_Records provided_.
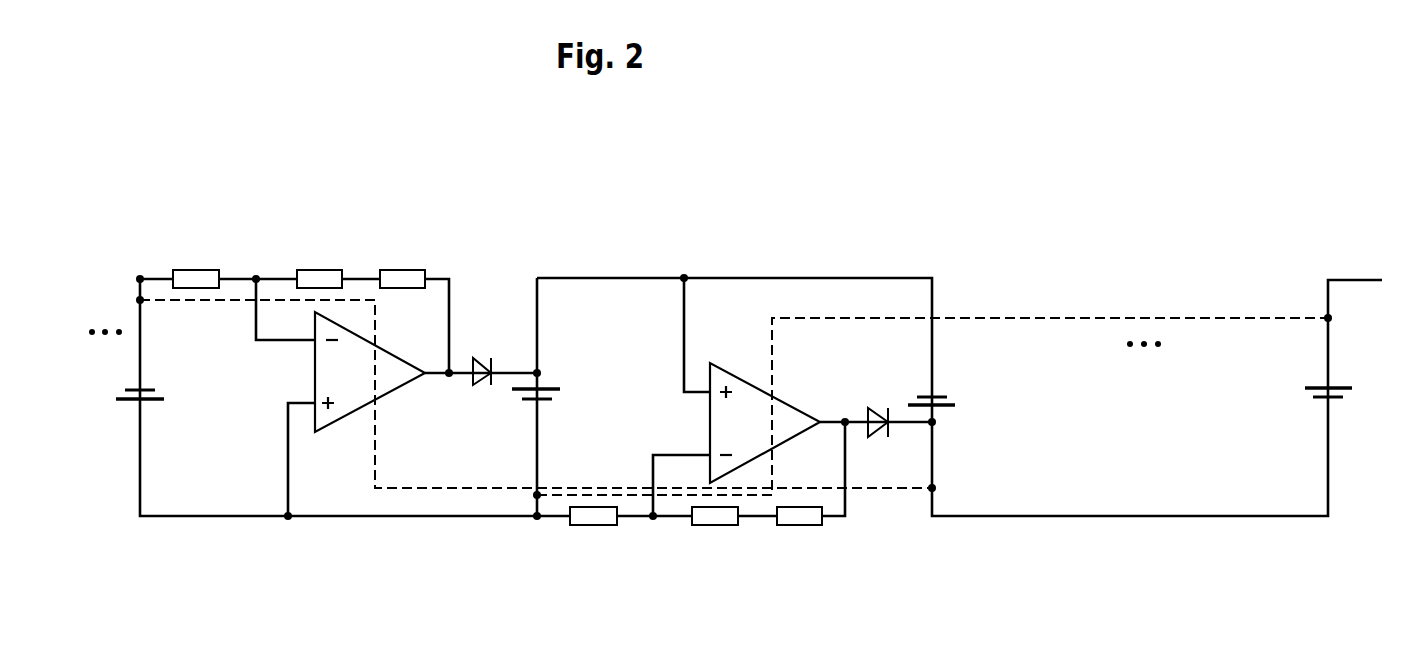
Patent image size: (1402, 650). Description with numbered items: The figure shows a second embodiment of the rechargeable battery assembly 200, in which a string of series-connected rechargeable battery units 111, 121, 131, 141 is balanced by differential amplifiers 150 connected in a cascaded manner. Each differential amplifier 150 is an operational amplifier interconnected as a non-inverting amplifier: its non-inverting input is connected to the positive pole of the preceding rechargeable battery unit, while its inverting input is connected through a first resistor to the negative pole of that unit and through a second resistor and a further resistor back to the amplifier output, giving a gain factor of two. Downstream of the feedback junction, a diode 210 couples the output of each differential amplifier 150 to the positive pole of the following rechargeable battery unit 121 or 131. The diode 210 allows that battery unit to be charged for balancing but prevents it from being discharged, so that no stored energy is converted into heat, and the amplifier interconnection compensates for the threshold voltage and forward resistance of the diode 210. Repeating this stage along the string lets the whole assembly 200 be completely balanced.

The rechargeable battery assembly 200 is at (862, 260).
The first rechargeable battery unit 111 is at (158, 401).
The second rechargeable battery unit 121 is at (537, 387).
The third rechargeable battery unit 131 is at (932, 398).
The fourth rechargeable battery unit 141 is at (1320, 400).
The differential amplifier 150 is at (330, 425).
The diode 210 is at (482, 386).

_Given exercise_. Can you reproduce the rows above with "series-connected" replaced by "serially connected", keeping everything else the same and omitting the pictures?

_Solution below_.
Patent image size: (1402, 650). Description with numbered items: The figure shows a second embodiment of the rechargeable battery assembly 200, in which a string of serially connected rechargeable battery units 111, 121, 131, 141 is balanced by differential amplifiers 150 connected in a cascaded manner. Each differential amplifier 150 is an operational amplifier interconnected as a non-inverting amplifier: its non-inverting input is connected to the positive pole of the preceding rechargeable battery unit, while its inverting input is connected through a first resistor to the negative pole of that unit and through a second resistor and a further resistor back to the amplifier output, giving a gain factor of two. Downstream of the feedback junction, a diode 210 couples the output of each differential amplifier 150 to the positive pole of the following rechargeable battery unit 121 or 131. The diode 210 allows that battery unit to be charged for balancing but prevents it from being discharged, so that no stored energy is converted into heat, and the amplifier interconnection compensates for the threshold voltage and forward resistance of the diode 210. Repeating this stage along the string lets the whole assembly 200 be completely balanced.

The rechargeable battery assembly 200 is at (862, 260).
The first rechargeable battery unit 111 is at (158, 401).
The second rechargeable battery unit 121 is at (537, 387).
The third rechargeable battery unit 131 is at (932, 398).
The fourth rechargeable battery unit 141 is at (1320, 400).
The differential amplifier 150 is at (330, 425).
The diode 210 is at (482, 386).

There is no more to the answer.